Reproduce every entry in the listing without alteration.

Part of a data file
>> start
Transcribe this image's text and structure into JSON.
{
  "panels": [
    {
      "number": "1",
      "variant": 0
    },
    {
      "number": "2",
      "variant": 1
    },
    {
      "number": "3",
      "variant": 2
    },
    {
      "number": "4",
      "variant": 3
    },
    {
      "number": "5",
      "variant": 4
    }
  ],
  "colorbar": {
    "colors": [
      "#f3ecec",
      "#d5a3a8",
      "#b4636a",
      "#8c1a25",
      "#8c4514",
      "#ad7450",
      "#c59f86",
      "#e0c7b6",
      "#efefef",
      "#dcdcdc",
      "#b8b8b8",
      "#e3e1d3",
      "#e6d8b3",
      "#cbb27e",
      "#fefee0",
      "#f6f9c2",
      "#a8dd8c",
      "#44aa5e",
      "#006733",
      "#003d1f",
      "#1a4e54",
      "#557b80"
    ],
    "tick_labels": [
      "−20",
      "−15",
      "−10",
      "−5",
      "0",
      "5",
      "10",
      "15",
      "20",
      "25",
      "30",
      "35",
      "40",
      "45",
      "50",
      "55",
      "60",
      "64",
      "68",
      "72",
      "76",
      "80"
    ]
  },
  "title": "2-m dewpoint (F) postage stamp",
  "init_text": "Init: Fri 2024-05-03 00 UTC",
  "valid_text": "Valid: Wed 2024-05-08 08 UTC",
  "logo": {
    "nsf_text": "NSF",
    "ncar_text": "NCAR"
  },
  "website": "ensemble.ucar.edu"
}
>> end
SOLUTION TO THE EXERCISE
Transcribe this image's text and structure into JSON.
{
  "panels": [
    {
      "number": "1",
      "variant": 0
    },
    {
      "number": "2",
      "variant": 1
    },
    {
      "number": "3",
      "variant": 2
    },
    {
      "number": "4",
      "variant": 3
    },
    {
      "number": "5",
      "variant": 4
    }
  ],
  "colorbar": {
    "colors": [
      "#f3ecec",
      "#d5a3a8",
      "#b4636a",
      "#8c1a25",
      "#8c4514",
      "#ad7450",
      "#c59f86",
      "#e0c7b6",
      "#efefef",
      "#dcdcdc",
      "#b8b8b8",
      "#e3e1d3",
      "#e6d8b3",
      "#cbb27e",
      "#fefee0",
      "#f6f9c2",
      "#a8dd8c",
      "#44aa5e",
      "#006733",
      "#003d1f",
      "#1a4e54",
      "#557b80"
    ],
    "tick_labels": [
      "−20",
      "−15",
      "−10",
      "−5",
      "0",
      "5",
      "10",
      "15",
      "20",
      "25",
      "30",
      "35",
      "40",
      "45",
      "50",
      "55",
      "60",
      "64",
      "68",
      "72",
      "76",
      "80"
    ]
  },
  "title": "2-m dewpoint (F) postage stamp",
  "init_text": "Init: Fri 2024-05-03 00 UTC",
  "valid_text": "Valid: Wed 2024-05-08 08 UTC",
  "logo": {
    "nsf_text": "NSF",
    "ncar_text": "NCAR"
  },
  "website": "ensemble.ucar.edu"
}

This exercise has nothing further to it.